## [Task details]
Identify the lines that include the word "pattern", then copy all of them.
____________________
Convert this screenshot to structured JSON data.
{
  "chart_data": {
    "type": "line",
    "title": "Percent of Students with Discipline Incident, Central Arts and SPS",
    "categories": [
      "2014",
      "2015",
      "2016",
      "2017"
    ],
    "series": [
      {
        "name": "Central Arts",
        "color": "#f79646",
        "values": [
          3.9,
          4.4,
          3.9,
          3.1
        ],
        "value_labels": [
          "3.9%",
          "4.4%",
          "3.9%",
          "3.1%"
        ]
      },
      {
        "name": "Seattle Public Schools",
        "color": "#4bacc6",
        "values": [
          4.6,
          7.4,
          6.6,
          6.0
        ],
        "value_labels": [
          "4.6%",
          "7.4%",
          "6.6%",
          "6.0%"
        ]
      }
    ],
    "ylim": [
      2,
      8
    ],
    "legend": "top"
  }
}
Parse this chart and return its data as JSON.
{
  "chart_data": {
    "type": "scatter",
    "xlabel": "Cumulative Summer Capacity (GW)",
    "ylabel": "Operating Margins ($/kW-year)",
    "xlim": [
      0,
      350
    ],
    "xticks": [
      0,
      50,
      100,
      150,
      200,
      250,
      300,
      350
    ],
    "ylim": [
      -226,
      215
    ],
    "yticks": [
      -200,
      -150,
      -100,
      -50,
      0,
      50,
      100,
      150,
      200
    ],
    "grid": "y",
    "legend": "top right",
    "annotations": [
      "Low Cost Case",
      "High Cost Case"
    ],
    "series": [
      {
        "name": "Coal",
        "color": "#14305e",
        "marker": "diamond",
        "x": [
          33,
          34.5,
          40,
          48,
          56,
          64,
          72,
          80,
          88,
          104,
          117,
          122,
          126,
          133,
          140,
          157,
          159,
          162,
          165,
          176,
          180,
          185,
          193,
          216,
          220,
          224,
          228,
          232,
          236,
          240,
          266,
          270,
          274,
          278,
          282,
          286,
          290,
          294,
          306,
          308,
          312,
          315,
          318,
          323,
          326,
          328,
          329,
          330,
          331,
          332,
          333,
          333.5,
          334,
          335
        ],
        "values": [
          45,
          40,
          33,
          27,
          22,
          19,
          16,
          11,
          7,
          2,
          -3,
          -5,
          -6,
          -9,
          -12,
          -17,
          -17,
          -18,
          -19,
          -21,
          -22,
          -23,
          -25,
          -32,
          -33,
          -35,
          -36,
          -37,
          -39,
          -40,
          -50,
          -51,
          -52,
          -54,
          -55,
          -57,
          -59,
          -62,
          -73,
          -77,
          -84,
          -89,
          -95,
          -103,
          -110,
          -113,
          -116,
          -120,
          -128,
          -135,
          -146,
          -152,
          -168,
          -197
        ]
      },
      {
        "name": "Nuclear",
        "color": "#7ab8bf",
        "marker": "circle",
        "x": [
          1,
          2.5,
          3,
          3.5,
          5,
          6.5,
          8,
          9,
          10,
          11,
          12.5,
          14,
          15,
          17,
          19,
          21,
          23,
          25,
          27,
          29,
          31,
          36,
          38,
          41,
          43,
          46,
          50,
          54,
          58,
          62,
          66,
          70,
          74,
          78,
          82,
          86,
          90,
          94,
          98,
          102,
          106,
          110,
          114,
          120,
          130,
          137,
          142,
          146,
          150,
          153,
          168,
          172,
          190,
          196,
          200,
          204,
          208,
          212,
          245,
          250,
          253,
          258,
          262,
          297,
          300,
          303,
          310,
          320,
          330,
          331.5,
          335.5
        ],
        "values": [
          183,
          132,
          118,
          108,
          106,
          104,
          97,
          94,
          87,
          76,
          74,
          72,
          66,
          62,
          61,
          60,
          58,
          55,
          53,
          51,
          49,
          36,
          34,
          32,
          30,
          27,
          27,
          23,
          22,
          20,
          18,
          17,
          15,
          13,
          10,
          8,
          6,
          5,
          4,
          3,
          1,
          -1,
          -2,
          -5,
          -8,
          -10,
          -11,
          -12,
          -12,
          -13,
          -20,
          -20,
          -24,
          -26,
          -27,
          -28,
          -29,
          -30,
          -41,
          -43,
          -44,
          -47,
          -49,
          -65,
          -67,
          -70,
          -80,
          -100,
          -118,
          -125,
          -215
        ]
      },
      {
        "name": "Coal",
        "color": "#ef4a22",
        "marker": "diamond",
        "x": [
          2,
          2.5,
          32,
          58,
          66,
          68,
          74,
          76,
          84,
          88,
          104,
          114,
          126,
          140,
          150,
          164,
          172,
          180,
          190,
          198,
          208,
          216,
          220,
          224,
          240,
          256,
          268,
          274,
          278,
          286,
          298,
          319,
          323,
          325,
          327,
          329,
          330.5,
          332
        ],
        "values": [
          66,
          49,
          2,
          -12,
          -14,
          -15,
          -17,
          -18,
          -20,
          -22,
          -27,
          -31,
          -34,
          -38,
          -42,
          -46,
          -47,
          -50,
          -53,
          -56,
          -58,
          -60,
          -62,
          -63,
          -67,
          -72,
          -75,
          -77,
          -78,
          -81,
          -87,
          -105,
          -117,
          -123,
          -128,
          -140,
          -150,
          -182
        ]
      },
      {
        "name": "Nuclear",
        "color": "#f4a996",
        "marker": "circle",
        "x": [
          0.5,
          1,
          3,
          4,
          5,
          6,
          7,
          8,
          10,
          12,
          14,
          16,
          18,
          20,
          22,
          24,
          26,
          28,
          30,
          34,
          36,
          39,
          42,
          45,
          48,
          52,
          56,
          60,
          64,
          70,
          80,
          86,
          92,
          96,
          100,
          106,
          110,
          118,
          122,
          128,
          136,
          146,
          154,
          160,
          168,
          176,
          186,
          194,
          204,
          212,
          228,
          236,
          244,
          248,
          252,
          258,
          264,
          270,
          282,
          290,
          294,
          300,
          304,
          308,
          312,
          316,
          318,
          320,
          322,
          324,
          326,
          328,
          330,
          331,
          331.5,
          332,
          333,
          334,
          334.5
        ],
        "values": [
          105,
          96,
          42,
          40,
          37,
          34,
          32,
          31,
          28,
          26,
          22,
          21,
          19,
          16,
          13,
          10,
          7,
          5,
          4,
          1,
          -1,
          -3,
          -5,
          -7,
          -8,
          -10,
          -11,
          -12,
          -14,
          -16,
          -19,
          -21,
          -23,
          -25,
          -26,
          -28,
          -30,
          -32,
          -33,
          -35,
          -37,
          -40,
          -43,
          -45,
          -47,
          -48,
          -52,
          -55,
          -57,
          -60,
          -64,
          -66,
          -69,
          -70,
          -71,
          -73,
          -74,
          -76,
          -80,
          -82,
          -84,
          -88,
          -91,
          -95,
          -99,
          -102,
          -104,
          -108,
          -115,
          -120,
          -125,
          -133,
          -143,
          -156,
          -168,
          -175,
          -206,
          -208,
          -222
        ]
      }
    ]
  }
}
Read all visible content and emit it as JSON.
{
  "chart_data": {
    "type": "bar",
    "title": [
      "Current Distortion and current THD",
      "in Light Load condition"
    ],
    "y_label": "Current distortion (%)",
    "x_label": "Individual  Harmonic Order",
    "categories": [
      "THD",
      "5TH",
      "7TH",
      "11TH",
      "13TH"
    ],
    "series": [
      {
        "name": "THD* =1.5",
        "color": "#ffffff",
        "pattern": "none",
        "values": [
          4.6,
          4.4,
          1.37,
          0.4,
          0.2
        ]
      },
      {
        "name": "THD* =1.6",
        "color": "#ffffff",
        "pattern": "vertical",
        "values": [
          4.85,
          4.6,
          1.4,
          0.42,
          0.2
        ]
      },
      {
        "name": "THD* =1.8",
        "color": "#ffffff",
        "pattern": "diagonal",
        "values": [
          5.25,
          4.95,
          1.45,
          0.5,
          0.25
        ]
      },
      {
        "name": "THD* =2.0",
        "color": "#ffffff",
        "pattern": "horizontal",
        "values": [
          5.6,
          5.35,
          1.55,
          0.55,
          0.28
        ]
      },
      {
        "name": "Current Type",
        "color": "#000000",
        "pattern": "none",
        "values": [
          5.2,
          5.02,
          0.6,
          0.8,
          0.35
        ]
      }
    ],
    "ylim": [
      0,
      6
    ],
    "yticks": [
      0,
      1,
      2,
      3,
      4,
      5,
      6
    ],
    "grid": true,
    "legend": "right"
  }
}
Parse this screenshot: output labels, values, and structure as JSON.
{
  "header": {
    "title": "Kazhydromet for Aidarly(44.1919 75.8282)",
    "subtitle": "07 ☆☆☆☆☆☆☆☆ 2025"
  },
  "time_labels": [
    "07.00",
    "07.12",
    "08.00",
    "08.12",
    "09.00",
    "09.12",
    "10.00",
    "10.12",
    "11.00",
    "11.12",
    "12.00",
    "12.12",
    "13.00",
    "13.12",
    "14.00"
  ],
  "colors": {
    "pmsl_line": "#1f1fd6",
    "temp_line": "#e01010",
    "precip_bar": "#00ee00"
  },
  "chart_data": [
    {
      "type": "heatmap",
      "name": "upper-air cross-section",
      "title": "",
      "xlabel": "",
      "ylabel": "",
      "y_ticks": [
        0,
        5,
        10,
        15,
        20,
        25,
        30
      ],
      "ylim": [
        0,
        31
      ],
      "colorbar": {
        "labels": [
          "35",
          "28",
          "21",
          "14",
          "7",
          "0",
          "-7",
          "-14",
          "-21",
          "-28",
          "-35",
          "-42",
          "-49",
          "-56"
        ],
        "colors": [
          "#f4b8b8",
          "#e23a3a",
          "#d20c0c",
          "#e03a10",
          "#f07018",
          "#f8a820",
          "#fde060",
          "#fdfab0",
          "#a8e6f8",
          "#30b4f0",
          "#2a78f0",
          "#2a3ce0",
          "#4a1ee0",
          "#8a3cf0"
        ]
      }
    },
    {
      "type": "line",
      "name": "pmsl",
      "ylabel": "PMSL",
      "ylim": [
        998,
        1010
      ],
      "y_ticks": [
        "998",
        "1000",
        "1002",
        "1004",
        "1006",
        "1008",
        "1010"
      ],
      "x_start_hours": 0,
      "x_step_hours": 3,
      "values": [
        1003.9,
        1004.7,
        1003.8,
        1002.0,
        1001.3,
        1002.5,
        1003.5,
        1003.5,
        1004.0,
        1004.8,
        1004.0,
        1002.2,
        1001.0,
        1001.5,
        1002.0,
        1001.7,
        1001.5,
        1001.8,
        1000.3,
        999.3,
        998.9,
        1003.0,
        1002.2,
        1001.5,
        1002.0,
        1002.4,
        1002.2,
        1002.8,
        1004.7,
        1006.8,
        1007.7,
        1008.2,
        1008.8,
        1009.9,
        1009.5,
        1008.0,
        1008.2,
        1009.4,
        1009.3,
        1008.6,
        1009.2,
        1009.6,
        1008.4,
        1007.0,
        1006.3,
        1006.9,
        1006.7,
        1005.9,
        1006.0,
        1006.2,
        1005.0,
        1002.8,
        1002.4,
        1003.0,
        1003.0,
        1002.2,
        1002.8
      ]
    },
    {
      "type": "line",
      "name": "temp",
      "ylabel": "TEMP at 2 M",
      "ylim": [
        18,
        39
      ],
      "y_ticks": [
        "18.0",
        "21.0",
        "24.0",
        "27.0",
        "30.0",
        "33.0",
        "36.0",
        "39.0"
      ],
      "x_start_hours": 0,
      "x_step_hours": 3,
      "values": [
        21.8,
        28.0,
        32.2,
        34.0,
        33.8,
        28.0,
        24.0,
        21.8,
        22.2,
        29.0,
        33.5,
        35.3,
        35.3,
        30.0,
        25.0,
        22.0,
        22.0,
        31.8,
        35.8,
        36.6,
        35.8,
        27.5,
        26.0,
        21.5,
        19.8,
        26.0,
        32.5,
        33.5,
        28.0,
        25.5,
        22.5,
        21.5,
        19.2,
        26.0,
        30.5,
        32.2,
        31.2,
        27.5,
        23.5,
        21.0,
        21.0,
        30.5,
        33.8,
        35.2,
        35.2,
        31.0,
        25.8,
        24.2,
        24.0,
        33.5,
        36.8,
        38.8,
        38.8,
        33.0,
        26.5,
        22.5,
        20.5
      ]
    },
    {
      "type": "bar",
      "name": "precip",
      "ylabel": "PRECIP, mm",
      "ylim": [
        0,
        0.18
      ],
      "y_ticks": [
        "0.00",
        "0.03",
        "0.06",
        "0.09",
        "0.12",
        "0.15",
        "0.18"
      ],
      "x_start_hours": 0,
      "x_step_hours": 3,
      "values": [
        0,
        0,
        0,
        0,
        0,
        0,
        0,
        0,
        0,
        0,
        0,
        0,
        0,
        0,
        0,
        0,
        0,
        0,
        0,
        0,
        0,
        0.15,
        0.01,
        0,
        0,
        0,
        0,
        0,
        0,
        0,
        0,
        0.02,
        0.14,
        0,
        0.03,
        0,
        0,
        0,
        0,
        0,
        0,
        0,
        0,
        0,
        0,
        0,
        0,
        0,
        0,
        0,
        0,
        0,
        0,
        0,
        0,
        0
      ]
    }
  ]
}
____________________
## [Expected output]
        "pattern": "none",
        "pattern": "vertical",
        "pattern": "diagonal",
        "pattern": "horizontal",
        "pattern": "none",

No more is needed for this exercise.